▶ **AIM OF THE EXERCISE**: Copy every line that contains the string "ylabel" from the entries below.

▶ **DATA FOR THE TASK**:
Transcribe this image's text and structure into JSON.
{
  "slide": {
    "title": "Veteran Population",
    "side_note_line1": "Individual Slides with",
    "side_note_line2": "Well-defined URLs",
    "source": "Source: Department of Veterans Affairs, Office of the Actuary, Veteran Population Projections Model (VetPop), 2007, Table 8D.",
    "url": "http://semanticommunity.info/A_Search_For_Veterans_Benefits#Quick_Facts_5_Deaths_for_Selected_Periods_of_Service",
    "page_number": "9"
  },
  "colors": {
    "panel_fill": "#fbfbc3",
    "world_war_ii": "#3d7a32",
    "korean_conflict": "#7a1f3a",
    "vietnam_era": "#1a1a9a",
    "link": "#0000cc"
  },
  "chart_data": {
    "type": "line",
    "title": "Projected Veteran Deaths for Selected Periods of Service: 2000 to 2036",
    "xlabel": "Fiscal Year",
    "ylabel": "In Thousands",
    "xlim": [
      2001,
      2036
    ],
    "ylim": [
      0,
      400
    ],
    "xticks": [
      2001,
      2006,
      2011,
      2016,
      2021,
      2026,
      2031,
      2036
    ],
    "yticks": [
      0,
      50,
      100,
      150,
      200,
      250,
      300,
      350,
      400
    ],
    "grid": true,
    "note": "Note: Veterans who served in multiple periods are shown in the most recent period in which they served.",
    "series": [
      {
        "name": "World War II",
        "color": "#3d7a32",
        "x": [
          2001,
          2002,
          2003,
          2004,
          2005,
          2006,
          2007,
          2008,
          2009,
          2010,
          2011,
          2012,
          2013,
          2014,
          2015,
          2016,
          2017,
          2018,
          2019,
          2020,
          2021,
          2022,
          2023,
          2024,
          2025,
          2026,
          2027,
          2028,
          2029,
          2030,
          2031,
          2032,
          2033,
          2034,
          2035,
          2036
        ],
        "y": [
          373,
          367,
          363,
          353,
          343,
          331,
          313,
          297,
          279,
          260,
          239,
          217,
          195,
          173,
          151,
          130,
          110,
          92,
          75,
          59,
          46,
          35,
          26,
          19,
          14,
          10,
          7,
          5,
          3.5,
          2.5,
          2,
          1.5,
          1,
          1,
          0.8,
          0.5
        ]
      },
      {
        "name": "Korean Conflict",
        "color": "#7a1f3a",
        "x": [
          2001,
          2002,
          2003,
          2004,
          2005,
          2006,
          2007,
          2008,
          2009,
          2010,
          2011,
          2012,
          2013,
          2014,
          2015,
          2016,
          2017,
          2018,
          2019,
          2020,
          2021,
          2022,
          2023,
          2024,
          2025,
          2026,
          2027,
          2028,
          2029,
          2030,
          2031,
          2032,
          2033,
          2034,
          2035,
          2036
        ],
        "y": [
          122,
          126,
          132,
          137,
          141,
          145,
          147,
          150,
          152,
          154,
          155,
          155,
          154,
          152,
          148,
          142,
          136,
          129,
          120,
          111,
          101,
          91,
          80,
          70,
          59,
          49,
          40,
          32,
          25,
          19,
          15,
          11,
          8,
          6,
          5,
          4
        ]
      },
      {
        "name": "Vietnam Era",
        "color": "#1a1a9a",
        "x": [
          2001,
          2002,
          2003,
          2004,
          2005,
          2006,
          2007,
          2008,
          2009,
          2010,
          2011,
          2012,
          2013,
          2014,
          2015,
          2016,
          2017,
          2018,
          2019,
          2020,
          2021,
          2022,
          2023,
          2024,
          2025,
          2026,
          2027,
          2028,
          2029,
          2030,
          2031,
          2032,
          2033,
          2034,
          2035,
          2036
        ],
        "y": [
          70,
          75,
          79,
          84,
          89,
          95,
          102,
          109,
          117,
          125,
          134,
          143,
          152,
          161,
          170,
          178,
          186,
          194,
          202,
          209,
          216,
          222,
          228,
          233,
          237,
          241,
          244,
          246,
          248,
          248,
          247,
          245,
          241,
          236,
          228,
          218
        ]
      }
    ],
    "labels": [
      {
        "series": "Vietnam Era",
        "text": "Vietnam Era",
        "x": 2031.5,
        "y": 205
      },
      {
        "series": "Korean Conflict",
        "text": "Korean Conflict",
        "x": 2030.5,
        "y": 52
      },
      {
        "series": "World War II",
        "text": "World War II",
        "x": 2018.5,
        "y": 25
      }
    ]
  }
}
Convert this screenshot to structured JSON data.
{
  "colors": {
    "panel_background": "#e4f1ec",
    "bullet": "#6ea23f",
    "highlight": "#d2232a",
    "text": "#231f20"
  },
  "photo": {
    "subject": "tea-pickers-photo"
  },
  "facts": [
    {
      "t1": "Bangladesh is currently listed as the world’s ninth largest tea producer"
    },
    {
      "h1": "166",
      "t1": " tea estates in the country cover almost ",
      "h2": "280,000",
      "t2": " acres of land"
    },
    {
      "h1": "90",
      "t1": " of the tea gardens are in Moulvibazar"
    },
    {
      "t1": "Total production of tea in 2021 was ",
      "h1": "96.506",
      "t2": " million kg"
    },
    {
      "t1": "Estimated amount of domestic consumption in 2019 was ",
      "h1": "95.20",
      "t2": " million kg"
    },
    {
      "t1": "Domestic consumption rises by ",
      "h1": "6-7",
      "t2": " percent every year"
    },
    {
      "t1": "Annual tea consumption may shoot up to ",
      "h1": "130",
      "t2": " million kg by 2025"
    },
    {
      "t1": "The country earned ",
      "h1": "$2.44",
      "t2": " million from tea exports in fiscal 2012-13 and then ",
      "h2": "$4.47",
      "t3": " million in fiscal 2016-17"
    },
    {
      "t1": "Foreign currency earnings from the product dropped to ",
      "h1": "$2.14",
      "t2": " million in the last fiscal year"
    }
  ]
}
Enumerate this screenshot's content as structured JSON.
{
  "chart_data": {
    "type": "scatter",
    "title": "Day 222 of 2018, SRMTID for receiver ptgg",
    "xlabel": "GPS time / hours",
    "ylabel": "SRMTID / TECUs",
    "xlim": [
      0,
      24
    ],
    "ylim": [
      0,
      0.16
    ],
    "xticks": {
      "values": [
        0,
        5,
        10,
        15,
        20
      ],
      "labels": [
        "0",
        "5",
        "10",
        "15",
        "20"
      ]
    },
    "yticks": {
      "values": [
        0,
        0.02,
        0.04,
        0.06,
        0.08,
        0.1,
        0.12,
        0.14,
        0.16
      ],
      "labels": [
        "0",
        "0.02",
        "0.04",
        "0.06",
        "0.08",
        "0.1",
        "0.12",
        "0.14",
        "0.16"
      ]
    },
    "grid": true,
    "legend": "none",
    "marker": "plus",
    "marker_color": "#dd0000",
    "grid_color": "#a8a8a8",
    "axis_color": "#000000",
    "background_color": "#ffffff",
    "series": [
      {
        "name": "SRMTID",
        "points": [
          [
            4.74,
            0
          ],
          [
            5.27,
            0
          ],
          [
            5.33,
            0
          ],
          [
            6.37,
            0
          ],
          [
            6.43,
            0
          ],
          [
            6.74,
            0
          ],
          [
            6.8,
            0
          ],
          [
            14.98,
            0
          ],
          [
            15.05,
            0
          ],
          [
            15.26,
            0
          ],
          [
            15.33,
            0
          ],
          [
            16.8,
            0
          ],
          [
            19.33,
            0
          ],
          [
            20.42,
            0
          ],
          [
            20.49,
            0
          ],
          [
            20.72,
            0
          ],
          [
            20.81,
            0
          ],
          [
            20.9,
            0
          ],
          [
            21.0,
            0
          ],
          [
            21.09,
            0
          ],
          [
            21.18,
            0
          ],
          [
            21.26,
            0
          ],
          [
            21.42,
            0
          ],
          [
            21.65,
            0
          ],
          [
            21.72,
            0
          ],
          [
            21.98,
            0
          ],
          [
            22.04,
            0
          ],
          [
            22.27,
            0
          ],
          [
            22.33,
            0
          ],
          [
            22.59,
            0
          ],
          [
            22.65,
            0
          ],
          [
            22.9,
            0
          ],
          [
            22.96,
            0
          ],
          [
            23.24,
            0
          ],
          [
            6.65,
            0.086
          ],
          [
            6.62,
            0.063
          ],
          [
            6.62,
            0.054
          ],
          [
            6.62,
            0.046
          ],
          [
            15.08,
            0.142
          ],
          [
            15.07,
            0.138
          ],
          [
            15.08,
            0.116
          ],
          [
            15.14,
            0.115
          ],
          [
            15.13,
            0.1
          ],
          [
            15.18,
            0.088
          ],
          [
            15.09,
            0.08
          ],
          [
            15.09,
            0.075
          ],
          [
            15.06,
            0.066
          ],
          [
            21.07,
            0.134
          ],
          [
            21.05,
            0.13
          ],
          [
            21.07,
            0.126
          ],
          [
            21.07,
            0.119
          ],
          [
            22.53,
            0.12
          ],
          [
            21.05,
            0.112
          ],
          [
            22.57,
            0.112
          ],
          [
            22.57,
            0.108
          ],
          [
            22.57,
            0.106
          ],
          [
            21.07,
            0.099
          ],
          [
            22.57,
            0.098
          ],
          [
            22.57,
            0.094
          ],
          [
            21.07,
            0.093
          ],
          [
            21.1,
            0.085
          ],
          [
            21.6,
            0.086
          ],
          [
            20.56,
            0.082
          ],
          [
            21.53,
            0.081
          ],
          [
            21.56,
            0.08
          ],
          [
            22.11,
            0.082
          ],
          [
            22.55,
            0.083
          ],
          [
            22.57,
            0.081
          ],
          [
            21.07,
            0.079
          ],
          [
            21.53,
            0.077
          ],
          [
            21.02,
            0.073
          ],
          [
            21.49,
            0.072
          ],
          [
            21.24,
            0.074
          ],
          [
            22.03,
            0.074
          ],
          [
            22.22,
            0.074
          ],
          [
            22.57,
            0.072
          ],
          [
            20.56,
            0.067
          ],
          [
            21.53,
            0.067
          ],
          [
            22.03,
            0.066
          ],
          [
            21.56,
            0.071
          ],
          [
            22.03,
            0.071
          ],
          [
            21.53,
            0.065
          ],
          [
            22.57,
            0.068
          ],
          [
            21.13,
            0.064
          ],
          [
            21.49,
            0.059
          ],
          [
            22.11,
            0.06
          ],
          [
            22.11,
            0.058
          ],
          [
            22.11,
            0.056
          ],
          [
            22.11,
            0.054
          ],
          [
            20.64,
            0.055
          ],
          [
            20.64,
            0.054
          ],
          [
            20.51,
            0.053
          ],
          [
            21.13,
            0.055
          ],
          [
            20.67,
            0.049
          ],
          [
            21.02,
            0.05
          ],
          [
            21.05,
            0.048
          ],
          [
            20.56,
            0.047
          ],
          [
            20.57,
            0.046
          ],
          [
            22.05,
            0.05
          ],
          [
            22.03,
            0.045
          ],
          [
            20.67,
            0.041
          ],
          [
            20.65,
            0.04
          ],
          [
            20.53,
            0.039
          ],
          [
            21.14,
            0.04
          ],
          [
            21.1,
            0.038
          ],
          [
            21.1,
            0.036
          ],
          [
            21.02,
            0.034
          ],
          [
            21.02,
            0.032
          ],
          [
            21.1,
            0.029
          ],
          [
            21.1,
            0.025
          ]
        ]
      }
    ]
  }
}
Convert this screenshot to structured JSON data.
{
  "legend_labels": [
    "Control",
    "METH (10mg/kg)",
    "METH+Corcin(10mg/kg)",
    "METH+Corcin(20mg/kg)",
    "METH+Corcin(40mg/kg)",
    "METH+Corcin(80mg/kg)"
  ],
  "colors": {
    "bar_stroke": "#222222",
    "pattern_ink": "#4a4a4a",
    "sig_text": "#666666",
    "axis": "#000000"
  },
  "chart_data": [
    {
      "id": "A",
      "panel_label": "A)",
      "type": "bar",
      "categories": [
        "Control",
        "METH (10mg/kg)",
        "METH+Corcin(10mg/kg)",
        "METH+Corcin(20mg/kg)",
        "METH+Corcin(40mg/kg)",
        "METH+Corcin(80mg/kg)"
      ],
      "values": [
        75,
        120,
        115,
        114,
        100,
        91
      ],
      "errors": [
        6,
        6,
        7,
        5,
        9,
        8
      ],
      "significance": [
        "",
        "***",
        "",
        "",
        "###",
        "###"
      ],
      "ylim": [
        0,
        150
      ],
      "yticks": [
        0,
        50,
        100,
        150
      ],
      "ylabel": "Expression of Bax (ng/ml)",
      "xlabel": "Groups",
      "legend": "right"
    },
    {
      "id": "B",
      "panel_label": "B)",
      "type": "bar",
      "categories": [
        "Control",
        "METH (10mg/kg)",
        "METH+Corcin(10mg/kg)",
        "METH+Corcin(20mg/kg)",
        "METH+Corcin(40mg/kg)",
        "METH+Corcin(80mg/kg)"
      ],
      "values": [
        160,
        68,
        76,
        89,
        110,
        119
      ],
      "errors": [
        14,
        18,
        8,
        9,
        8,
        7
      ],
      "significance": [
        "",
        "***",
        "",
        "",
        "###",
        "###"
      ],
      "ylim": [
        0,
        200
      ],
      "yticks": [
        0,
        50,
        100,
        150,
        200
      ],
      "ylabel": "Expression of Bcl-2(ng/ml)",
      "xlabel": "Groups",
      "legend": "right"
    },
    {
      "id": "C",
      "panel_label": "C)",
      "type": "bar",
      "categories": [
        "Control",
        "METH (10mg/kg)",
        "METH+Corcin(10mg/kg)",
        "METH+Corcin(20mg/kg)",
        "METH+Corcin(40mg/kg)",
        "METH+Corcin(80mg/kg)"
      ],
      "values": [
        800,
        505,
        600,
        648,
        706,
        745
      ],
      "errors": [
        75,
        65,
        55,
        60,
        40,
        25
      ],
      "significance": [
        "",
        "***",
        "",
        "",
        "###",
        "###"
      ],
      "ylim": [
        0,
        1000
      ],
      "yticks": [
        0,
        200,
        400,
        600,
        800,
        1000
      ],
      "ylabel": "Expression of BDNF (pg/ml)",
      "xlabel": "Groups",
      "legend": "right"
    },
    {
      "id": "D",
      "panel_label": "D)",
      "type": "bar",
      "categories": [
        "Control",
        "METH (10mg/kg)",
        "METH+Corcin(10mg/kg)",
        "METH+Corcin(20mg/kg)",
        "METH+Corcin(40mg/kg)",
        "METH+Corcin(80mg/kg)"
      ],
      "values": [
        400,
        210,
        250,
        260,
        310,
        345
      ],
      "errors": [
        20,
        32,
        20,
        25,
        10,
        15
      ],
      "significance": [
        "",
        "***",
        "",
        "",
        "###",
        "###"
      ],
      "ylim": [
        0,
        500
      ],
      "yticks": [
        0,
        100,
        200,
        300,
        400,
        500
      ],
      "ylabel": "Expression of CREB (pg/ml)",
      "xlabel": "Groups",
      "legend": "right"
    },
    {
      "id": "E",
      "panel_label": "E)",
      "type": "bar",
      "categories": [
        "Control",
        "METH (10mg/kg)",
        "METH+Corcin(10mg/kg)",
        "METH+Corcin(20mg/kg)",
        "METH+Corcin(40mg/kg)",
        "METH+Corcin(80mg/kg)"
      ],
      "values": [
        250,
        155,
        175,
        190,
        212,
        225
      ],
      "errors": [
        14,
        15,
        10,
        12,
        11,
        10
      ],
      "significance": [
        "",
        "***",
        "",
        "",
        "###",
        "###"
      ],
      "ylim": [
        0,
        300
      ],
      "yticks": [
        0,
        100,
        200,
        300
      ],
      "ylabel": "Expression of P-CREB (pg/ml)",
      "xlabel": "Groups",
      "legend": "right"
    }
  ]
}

▶ **SOLUTION**:
    "ylabel": "In Thousands",
    "ylabel": "SRMTID / TECUs",
      "ylabel": "Expression of Bax (ng/ml)",
      "ylabel": "Expression of Bcl-2(ng/ml)",
      "ylabel": "Expression of BDNF (pg/ml)",
      "ylabel": "Expression of CREB (pg/ml)",
      "ylabel": "Expression of P-CREB (pg/ml)",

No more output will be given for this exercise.